AIM => Return only the lines starting at the line that contains "Transcribe this image's" and ending with the final line of the listing; include both endpoints.

SUPPLIED DATA =>

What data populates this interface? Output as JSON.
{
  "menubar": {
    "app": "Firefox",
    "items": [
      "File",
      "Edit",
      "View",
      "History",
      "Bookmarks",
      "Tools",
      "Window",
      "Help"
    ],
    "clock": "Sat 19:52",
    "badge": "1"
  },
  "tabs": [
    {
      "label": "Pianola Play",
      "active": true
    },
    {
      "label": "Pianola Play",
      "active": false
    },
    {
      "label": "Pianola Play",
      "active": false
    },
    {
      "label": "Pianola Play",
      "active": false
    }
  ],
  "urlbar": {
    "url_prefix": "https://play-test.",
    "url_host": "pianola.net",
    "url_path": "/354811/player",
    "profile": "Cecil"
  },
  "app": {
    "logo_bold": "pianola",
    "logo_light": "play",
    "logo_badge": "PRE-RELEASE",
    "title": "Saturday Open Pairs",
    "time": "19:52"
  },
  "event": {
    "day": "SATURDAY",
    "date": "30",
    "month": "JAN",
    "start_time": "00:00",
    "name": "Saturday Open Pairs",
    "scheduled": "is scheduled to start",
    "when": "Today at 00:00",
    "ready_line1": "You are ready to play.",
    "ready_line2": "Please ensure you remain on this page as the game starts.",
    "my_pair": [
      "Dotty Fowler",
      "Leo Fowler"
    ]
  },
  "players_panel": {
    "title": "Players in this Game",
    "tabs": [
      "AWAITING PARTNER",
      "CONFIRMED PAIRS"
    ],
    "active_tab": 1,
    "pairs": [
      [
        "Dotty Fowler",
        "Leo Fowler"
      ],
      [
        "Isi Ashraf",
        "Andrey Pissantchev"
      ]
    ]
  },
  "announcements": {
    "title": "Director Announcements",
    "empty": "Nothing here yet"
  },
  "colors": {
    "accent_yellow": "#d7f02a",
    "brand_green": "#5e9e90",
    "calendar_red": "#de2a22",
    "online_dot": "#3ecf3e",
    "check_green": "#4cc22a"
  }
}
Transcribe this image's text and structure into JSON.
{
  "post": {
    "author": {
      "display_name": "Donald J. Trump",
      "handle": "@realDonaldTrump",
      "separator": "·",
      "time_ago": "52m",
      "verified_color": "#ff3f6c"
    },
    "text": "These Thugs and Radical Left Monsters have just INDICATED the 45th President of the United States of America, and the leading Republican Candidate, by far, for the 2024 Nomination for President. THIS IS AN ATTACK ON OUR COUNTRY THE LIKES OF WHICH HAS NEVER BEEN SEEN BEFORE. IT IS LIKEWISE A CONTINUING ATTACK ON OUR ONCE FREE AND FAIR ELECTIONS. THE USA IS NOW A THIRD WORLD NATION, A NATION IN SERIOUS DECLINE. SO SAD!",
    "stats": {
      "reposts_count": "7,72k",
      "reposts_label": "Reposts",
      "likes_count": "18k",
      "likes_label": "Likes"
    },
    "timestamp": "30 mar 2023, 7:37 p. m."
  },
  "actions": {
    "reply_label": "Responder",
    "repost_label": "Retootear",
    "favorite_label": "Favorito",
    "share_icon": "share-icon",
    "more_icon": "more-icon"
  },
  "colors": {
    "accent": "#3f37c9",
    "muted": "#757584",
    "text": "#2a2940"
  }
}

WRITTEN ANSWER =>
Transcribe this image's text and structure into JSON.
{
  "post": {
    "author": {
      "display_name": "Donald J. Trump",
      "handle": "@realDonaldTrump",
      "separator": "·",
      "time_ago": "52m",
      "verified_color": "#ff3f6c"
    },
    "text": "These Thugs and Radical Left Monsters have just INDICATED the 45th President of the United States of America, and the leading Republican Candidate, by far, for the 2024 Nomination for President. THIS IS AN ATTACK ON OUR COUNTRY THE LIKES OF WHICH HAS NEVER BEEN SEEN BEFORE. IT IS LIKEWISE A CONTINUING ATTACK ON OUR ONCE FREE AND FAIR ELECTIONS. THE USA IS NOW A THIRD WORLD NATION, A NATION IN SERIOUS DECLINE. SO SAD!",
    "stats": {
      "reposts_count": "7,72k",
      "reposts_label": "Reposts",
      "likes_count": "18k",
      "likes_label": "Likes"
    },
    "timestamp": "30 mar 2023, 7:37 p. m."
  },
  "actions": {
    "reply_label": "Responder",
    "repost_label": "Retootear",
    "favorite_label": "Favorito",
    "share_icon": "share-icon",
    "more_icon": "more-icon"
  },
  "colors": {
    "accent": "#3f37c9",
    "muted": "#757584",
    "text": "#2a2940"
  }
}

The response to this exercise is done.